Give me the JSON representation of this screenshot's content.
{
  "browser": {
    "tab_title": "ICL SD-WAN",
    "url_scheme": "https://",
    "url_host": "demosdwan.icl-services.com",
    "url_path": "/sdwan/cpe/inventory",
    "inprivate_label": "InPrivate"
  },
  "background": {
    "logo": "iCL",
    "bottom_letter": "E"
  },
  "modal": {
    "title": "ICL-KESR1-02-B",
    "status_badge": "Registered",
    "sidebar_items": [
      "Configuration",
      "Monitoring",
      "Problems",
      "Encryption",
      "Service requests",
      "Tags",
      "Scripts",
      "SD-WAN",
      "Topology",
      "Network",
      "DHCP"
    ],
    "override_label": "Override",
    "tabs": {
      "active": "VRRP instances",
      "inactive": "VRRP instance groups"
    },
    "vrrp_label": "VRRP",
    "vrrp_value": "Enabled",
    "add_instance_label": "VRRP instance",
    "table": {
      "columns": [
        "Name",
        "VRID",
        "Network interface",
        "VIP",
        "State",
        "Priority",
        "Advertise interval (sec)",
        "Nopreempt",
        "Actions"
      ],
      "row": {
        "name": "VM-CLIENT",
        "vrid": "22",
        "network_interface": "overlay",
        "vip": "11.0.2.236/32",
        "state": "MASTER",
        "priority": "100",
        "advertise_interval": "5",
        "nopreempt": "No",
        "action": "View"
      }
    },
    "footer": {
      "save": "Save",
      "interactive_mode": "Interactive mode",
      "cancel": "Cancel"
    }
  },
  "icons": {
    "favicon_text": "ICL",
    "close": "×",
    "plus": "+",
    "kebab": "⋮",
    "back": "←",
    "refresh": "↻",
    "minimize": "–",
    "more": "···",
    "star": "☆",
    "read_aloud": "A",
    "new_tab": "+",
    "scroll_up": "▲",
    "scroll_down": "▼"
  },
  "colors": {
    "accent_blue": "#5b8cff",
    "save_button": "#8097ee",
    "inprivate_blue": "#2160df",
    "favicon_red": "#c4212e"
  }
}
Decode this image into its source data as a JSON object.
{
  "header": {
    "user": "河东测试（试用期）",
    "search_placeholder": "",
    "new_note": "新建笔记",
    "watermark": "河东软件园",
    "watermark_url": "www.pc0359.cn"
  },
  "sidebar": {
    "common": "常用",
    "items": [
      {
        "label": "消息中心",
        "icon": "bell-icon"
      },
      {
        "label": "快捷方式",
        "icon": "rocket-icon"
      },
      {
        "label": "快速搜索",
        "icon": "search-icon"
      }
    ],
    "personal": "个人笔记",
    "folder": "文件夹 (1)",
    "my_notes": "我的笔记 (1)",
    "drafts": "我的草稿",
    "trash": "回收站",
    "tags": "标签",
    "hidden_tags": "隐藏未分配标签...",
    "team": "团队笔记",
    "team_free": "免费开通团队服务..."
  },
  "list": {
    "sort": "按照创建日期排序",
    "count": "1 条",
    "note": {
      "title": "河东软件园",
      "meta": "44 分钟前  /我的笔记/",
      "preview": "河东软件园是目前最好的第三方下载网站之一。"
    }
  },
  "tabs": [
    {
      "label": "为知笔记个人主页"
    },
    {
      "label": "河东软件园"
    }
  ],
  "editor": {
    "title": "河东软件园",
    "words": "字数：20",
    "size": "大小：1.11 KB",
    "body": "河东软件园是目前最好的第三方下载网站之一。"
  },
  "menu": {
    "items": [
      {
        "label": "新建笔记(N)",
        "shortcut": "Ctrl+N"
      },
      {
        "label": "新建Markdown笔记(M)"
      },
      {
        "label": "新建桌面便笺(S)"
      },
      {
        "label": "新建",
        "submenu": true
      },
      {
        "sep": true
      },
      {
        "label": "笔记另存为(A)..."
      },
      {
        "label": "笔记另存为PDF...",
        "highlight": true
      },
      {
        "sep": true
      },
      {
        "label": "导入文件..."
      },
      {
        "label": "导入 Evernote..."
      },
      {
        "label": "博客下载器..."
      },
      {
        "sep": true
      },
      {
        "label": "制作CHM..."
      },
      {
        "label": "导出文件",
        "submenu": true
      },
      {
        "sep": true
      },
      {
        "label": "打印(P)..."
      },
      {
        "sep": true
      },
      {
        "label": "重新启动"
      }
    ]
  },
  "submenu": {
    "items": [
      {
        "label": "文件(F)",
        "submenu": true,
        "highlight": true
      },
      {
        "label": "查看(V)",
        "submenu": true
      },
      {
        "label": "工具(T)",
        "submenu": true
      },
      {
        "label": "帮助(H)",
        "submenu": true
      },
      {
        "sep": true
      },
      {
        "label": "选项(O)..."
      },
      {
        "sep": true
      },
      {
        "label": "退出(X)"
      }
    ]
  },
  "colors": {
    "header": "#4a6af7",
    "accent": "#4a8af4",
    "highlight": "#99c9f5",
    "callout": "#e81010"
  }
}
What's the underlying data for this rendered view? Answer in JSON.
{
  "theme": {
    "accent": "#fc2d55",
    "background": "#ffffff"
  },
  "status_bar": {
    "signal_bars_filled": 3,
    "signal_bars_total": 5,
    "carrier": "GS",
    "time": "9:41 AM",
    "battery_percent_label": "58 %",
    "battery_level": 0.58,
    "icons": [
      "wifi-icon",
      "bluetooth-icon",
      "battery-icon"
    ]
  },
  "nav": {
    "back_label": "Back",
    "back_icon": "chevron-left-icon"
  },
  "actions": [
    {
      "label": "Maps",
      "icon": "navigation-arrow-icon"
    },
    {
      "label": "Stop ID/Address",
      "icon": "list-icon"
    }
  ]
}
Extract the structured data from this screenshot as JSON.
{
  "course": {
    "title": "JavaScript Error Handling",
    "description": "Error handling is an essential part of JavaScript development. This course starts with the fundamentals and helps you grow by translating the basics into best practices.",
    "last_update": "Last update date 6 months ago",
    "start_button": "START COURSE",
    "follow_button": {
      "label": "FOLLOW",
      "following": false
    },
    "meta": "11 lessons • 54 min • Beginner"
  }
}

########################################

[TO BE DONE]
Copy out the full material exactly as it appears.

[ANSWER TO THE PROBLEM]
Give me the JSON representation of this screenshot's content.
{
  "browser": {
    "tab_title": "ICL SD-WAN",
    "url_scheme": "https://",
    "url_host": "demosdwan.icl-services.com",
    "url_path": "/sdwan/cpe/inventory",
    "inprivate_label": "InPrivate"
  },
  "background": {
    "logo": "iCL",
    "bottom_letter": "E"
  },
  "modal": {
    "title": "ICL-KESR1-02-B",
    "status_badge": "Registered",
    "sidebar_items": [
      "Configuration",
      "Monitoring",
      "Problems",
      "Encryption",
      "Service requests",
      "Tags",
      "Scripts",
      "SD-WAN",
      "Topology",
      "Network",
      "DHCP"
    ],
    "override_label": "Override",
    "tabs": {
      "active": "VRRP instances",
      "inactive": "VRRP instance groups"
    },
    "vrrp_label": "VRRP",
    "vrrp_value": "Enabled",
    "add_instance_label": "VRRP instance",
    "table": {
      "columns": [
        "Name",
        "VRID",
        "Network interface",
        "VIP",
        "State",
        "Priority",
        "Advertise interval (sec)",
        "Nopreempt",
        "Actions"
      ],
      "row": {
        "name": "VM-CLIENT",
        "vrid": "22",
        "network_interface": "overlay",
        "vip": "11.0.2.236/32",
        "state": "MASTER",
        "priority": "100",
        "advertise_interval": "5",
        "nopreempt": "No",
        "action": "View"
      }
    },
    "footer": {
      "save": "Save",
      "interactive_mode": "Interactive mode",
      "cancel": "Cancel"
    }
  },
  "icons": {
    "favicon_text": "ICL",
    "close": "×",
    "plus": "+",
    "kebab": "⋮",
    "back": "←",
    "refresh": "↻",
    "minimize": "–",
    "more": "···",
    "star": "☆",
    "read_aloud": "A",
    "new_tab": "+",
    "scroll_up": "▲",
    "scroll_down": "▼"
  },
  "colors": {
    "accent_blue": "#5b8cff",
    "save_button": "#8097ee",
    "inprivate_blue": "#2160df",
    "favicon_red": "#c4212e"
  }
}
Decode this image into its source data as a JSON object.
{
  "header": {
    "user": "河东测试（试用期）",
    "search_placeholder": "",
    "new_note": "新建笔记",
    "watermark": "河东软件园",
    "watermark_url": "www.pc0359.cn"
  },
  "sidebar": {
    "common": "常用",
    "items": [
      {
        "label": "消息中心",
        "icon": "bell-icon"
      },
      {
        "label": "快捷方式",
        "icon": "rocket-icon"
      },
      {
        "label": "快速搜索",
        "icon": "search-icon"
      }
    ],
    "personal": "个人笔记",
    "folder": "文件夹 (1)",
    "my_notes": "我的笔记 (1)",
    "drafts": "我的草稿",
    "trash": "回收站",
    "tags": "标签",
    "hidden_tags": "隐藏未分配标签...",
    "team": "团队笔记",
    "team_free": "免费开通团队服务..."
  },
  "list": {
    "sort": "按照创建日期排序",
    "count": "1 条",
    "note": {
      "title": "河东软件园",
      "meta": "44 分钟前  /我的笔记/",
      "preview": "河东软件园是目前最好的第三方下载网站之一。"
    }
  },
  "tabs": [
    {
      "label": "为知笔记个人主页"
    },
    {
      "label": "河东软件园"
    }
  ],
  "editor": {
    "title": "河东软件园",
    "words": "字数：20",
    "size": "大小：1.11 KB",
    "body": "河东软件园是目前最好的第三方下载网站之一。"
  },
  "menu": {
    "items": [
      {
        "label": "新建笔记(N)",
        "shortcut": "Ctrl+N"
      },
      {
        "label": "新建Markdown笔记(M)"
      },
      {
        "label": "新建桌面便笺(S)"
      },
      {
        "label": "新建",
        "submenu": true
      },
      {
        "sep": true
      },
      {
        "label": "笔记另存为(A)..."
      },
      {
        "label": "笔记另存为PDF...",
        "highlight": true
      },
      {
        "sep": true
      },
      {
        "label": "导入文件..."
      },
      {
        "label": "导入 Evernote..."
      },
      {
        "label": "博客下载器..."
      },
      {
        "sep": true
      },
      {
        "label": "制作CHM..."
      },
      {
        "label": "导出文件",
        "submenu": true
      },
      {
        "sep": true
      },
      {
        "label": "打印(P)..."
      },
      {
        "sep": true
      },
      {
        "label": "重新启动"
      }
    ]
  },
  "submenu": {
    "items": [
      {
        "label": "文件(F)",
        "submenu": true,
        "highlight": true
      },
      {
        "label": "查看(V)",
        "submenu": true
      },
      {
        "label": "工具(T)",
        "submenu": true
      },
      {
        "label": "帮助(H)",
        "submenu": true
      },
      {
        "sep": true
      },
      {
        "label": "选项(O)..."
      },
      {
        "sep": true
      },
      {
        "label": "退出(X)"
      }
    ]
  },
  "colors": {
    "header": "#4a6af7",
    "accent": "#4a8af4",
    "highlight": "#99c9f5",
    "callout": "#e81010"
  }
}
What's the underlying data for this rendered view? Answer in JSON.
{
  "theme": {
    "accent": "#fc2d55",
    "background": "#ffffff"
  },
  "status_bar": {
    "signal_bars_filled": 3,
    "signal_bars_total": 5,
    "carrier": "GS",
    "time": "9:41 AM",
    "battery_percent_label": "58 %",
    "battery_level": 0.58,
    "icons": [
      "wifi-icon",
      "bluetooth-icon",
      "battery-icon"
    ]
  },
  "nav": {
    "back_label": "Back",
    "back_icon": "chevron-left-icon"
  },
  "actions": [
    {
      "label": "Maps",
      "icon": "navigation-arrow-icon"
    },
    {
      "label": "Stop ID/Address",
      "icon": "list-icon"
    }
  ]
}
Extract the structured data from this screenshot as JSON.
{
  "course": {
    "title": "JavaScript Error Handling",
    "description": "Error handling is an essential part of JavaScript development. This course starts with the fundamentals and helps you grow by translating the basics into best practices.",
    "last_update": "Last update date 6 months ago",
    "start_button": "START COURSE",
    "follow_button": {
      "label": "FOLLOW",
      "following": false
    },
    "meta": "11 lessons • 54 min • Beginner"
  }
}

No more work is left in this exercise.